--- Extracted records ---
▬▬▬

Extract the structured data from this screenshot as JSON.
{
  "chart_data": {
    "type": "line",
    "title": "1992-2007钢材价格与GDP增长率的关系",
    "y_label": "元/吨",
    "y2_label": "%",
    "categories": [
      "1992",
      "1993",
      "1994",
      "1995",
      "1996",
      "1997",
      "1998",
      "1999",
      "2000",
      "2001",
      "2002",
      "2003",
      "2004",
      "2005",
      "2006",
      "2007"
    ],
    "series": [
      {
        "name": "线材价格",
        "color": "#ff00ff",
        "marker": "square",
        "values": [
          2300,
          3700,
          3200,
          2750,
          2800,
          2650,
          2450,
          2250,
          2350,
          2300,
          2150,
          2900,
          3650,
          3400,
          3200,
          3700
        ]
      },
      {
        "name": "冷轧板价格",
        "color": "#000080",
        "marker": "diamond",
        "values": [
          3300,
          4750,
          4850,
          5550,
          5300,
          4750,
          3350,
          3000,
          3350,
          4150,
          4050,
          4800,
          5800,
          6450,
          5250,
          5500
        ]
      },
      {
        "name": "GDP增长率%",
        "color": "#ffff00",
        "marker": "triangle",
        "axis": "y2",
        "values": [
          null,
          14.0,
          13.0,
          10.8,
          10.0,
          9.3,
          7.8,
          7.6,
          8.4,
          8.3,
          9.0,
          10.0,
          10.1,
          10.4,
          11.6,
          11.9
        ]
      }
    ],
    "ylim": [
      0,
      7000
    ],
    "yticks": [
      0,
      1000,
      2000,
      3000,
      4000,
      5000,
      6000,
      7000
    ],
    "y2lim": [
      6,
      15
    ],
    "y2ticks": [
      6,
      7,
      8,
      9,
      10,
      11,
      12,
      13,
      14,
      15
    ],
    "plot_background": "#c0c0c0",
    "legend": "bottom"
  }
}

▬▬▬

Print back all the lines verbatim.

--- WRITTEN REPLY ---
Extract the structured data from this screenshot as JSON.
{
  "chart_data": {
    "type": "line",
    "title": "1992-2007钢材价格与GDP增长率的关系",
    "y_label": "元/吨",
    "y2_label": "%",
    "categories": [
      "1992",
      "1993",
      "1994",
      "1995",
      "1996",
      "1997",
      "1998",
      "1999",
      "2000",
      "2001",
      "2002",
      "2003",
      "2004",
      "2005",
      "2006",
      "2007"
    ],
    "series": [
      {
        "name": "线材价格",
        "color": "#ff00ff",
        "marker": "square",
        "values": [
          2300,
          3700,
          3200,
          2750,
          2800,
          2650,
          2450,
          2250,
          2350,
          2300,
          2150,
          2900,
          3650,
          3400,
          3200,
          3700
        ]
      },
      {
        "name": "冷轧板价格",
        "color": "#000080",
        "marker": "diamond",
        "values": [
          3300,
          4750,
          4850,
          5550,
          5300,
          4750,
          3350,
          3000,
          3350,
          4150,
          4050,
          4800,
          5800,
          6450,
          5250,
          5500
        ]
      },
      {
        "name": "GDP增长率%",
        "color": "#ffff00",
        "marker": "triangle",
        "axis": "y2",
        "values": [
          null,
          14.0,
          13.0,
          10.8,
          10.0,
          9.3,
          7.8,
          7.6,
          8.4,
          8.3,
          9.0,
          10.0,
          10.1,
          10.4,
          11.6,
          11.9
        ]
      }
    ],
    "ylim": [
      0,
      7000
    ],
    "yticks": [
      0,
      1000,
      2000,
      3000,
      4000,
      5000,
      6000,
      7000
    ],
    "y2lim": [
      6,
      15
    ],
    "y2ticks": [
      6,
      7,
      8,
      9,
      10,
      11,
      12,
      13,
      14,
      15
    ],
    "plot_background": "#c0c0c0",
    "legend": "bottom"
  }
}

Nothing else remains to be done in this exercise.